Capovolgere il problema per essere tutti più sicuri

Massimiliano Fedriga

Il degrado e l’isolamento dei Rom sono figli di una precisa scelta, tutta loro, di rifiutare ogni tipo di integrazione. Si tratta di persone che non hanno, e nemmeno cercano, un impiego. Da parte del nostro Paese non vi è, dunque, alcuna discriminazione nei loro confronti

fedrigaCome l’immigrazione clandestina, anche il fenomeno del nomadismo rappresenta un nodo difficile da sciogliere, in ragione dei complessi rapporti intercorrenti tra l’Unione Europea e gli Stati membri e dello scontro politico che regolarmente prevarica il buon senso quando si affrontano quelle che alcuni definiscono “violazioni dei diritti” delle minoranze etniche.
È notizia di un paio di giorni fa che l’Unione Europea ha ipotizzato l’avvio di una procedura d’infrazione contro il nostro Paese per la mancata applicazione dei contenuti della Comunicazione della Commissione Europea n. 173/2011.
Secondo questa fonte di diritto, ogni Stato membro deve farsi carico dell’integrazione dei Rom – termine usato per riassumere qualsiasi forma di nomadismo, inclusiva, dunque, anche di Sinti e Camminanti – in vista di un loro totale assorbimento nel tessuto sociale entro il 2020.
Il nostro Paese ospita circa 120-150.000 Rom, metà dei quali – circa 70.000 – in possesso della cittadinanza italiana. Secondo il più recente censimento condotto dal Viminale, essi vivono in 167 accampamenti, 124 dei quali abusivi e appena 43 autorizzati. Il totale europeo ammonta, invece, a 9-10 milioni di persone.
Da questi pochi dati emergono alcuni interessanti spunti di riflessione. Da un lato, è fuori discussione che l’Italia non sia uno dei Paesi maggiormente toccati dalla questione; non si può, però, sottovalutare il fattore abusivismo. A dispetto delle dichiarazioni ufficiali della Commissione Europea e delle leggi regionali che impongono la creazione di spazi adatti a ospitare campi nomadi, non ci troviamo di fronte ad una violazione dell’articolo 21 della Carta dei Diritti Fondamentali dell’Unione Europea. Da parte del nostro Paese non vi è, dunque, alcuna discriminazione nei confronti delle minoranze nomadi, siano esse stanziali o in transito.

- [Compito richiesto 1]: Traduci in inglese questa frase del testo fornito: "Il totale europeo ammonta, invece, a 9-10 milioni di persone."

Elenchi di regioni annotate:
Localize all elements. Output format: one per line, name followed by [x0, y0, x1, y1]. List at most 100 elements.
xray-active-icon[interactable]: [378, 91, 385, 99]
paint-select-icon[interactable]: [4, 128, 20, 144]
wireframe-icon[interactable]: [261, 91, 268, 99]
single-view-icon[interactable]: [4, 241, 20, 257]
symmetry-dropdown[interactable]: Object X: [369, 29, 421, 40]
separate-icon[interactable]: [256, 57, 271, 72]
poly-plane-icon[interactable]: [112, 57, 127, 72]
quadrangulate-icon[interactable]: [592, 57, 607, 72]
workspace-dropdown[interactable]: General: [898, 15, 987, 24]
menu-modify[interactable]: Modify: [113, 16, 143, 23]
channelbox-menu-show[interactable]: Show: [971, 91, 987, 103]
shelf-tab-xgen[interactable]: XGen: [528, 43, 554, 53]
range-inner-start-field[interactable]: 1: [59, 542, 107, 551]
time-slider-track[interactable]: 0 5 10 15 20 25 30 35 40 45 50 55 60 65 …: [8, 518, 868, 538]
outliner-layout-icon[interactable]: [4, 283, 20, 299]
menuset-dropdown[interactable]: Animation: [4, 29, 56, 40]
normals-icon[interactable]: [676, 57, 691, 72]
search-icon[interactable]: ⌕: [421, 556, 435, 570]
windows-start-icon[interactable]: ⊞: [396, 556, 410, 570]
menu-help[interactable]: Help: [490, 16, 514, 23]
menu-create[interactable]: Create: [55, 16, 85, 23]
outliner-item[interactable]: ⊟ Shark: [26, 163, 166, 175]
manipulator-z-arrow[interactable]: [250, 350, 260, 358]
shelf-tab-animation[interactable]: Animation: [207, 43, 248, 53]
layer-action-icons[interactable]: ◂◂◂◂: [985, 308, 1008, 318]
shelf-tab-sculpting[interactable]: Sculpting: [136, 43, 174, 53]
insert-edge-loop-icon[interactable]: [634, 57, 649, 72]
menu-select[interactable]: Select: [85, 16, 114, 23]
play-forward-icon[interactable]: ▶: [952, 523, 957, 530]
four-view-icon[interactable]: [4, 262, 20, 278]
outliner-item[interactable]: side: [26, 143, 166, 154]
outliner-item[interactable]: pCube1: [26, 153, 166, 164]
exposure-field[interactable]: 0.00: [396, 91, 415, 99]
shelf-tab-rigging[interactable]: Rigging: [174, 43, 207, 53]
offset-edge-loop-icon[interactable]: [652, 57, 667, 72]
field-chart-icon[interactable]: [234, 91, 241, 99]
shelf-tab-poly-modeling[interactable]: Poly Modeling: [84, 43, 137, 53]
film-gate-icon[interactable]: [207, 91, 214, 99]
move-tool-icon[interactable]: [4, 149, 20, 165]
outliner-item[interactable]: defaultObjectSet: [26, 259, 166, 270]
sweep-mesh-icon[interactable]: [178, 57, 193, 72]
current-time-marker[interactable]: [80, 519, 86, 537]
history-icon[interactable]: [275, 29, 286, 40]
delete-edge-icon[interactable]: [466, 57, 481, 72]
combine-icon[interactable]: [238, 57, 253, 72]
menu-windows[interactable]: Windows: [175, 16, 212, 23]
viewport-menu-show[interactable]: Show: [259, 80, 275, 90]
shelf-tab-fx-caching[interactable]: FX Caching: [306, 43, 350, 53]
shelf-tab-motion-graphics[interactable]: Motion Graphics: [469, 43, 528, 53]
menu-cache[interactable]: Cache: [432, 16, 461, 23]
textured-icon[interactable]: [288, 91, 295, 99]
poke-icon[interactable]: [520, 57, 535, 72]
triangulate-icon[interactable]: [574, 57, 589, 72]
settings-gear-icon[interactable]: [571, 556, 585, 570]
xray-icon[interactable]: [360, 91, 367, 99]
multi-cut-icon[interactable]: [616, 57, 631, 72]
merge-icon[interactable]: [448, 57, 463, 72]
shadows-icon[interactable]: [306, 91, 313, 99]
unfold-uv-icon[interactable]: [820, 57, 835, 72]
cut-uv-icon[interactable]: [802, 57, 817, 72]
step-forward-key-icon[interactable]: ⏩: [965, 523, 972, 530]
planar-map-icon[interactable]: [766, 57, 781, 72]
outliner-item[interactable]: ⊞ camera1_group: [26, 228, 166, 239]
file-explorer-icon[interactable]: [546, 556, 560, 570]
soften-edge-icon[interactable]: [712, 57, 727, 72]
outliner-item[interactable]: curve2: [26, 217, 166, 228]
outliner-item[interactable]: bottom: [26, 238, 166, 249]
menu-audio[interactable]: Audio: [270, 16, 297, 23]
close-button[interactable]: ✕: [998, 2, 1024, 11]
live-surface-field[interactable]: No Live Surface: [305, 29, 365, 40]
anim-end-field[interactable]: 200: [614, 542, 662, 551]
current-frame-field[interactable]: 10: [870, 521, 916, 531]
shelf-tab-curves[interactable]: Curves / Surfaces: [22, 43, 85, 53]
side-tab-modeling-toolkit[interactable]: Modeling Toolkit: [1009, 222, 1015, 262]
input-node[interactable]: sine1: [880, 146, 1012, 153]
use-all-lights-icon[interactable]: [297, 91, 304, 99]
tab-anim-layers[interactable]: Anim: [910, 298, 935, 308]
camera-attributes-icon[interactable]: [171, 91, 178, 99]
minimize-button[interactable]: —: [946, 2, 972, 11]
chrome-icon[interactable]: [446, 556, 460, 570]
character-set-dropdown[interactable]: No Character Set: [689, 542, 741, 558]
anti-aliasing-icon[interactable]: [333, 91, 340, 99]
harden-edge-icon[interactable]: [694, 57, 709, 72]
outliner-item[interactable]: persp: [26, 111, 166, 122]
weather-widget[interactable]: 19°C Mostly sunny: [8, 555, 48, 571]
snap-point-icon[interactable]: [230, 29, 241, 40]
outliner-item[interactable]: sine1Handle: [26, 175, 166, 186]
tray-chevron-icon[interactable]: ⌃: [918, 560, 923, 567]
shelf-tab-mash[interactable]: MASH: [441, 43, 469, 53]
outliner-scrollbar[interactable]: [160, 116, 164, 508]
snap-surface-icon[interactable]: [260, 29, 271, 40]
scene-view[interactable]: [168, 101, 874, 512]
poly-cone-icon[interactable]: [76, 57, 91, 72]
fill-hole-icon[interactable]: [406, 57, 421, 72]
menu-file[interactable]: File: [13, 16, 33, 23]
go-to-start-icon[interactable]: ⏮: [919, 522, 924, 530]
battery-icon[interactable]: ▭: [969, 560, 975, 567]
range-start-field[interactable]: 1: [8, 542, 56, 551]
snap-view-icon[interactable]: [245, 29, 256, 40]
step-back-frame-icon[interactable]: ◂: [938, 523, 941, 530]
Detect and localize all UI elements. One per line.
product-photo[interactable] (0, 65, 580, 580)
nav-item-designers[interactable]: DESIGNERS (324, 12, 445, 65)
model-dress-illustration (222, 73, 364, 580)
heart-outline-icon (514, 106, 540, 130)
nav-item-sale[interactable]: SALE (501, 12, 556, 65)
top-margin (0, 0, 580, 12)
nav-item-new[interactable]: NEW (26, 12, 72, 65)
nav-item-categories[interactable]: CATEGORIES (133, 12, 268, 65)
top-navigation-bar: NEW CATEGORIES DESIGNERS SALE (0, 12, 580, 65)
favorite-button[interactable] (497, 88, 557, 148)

- [Compito richiesto 2]: Riscrivi come lista JSON di stringhe, una per riga e senza righe vuote, le righe dell'elenco che vanno dall'inizio dell'elenco fino alla riga che contiene "poly-plane-icon[interactable]: [112, 57, 127, 72]", entrambe incluse.

- [Soluzione esercizio 1]: The European total, on the other hand, amounts to 9-10 million people.

- [Soluzione esercizio 2]:
[
  "Localize all elements. Output format: one per line, name followed by [x0, y0, x1, y1]. List at most 100 elements.",
  "xray-active-icon[interactable]: [378, 91, 385, 99]",
  "paint-select-icon[interactable]: [4, 128, 20, 144]",
  "wireframe-icon[interactable]: [261, 91, 268, 99]",
  "single-view-icon[interactable]: [4, 241, 20, 257]",
  "symmetry-dropdown[interactable]: Object X: [369, 29, 421, 40]",
  "separate-icon[interactable]: [256, 57, 271, 72]",
  "poly-plane-icon[interactable]: [112, 57, 127, 72]"
]